═══ Records provided
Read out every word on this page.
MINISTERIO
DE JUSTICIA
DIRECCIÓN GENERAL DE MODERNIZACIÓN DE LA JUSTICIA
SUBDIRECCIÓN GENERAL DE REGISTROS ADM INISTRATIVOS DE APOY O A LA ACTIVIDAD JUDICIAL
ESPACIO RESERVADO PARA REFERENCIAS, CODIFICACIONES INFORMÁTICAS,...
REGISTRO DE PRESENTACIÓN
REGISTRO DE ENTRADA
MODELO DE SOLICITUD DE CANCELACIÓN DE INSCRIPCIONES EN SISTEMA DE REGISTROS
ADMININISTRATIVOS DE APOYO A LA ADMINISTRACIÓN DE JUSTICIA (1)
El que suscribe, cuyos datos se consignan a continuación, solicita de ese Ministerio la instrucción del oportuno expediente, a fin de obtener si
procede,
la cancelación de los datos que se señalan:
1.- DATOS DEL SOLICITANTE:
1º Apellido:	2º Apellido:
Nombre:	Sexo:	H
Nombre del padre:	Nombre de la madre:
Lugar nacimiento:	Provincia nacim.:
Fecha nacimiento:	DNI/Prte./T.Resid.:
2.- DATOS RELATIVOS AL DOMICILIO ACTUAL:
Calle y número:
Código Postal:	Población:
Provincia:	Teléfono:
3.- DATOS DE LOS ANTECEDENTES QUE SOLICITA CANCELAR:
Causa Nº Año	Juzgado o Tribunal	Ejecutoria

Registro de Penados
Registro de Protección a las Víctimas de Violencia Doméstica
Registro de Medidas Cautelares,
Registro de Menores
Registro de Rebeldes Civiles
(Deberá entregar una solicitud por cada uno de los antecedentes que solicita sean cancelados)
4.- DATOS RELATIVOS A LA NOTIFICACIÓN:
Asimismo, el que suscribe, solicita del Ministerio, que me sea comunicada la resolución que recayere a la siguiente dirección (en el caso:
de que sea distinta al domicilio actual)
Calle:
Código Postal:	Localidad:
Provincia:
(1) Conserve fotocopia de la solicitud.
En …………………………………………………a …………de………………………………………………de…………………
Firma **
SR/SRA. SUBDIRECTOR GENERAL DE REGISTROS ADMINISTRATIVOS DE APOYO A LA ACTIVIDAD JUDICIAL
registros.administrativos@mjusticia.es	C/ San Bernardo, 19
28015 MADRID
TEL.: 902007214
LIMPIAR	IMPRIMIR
══════
Lines from the records above that hold "RELATIVOS" are the ones to list.

2.- DATOS RELATIVOS AL DOMICILIO ACTUAL:
4.- DATOS RELATIVOS A LA NOTIFICACIÓN:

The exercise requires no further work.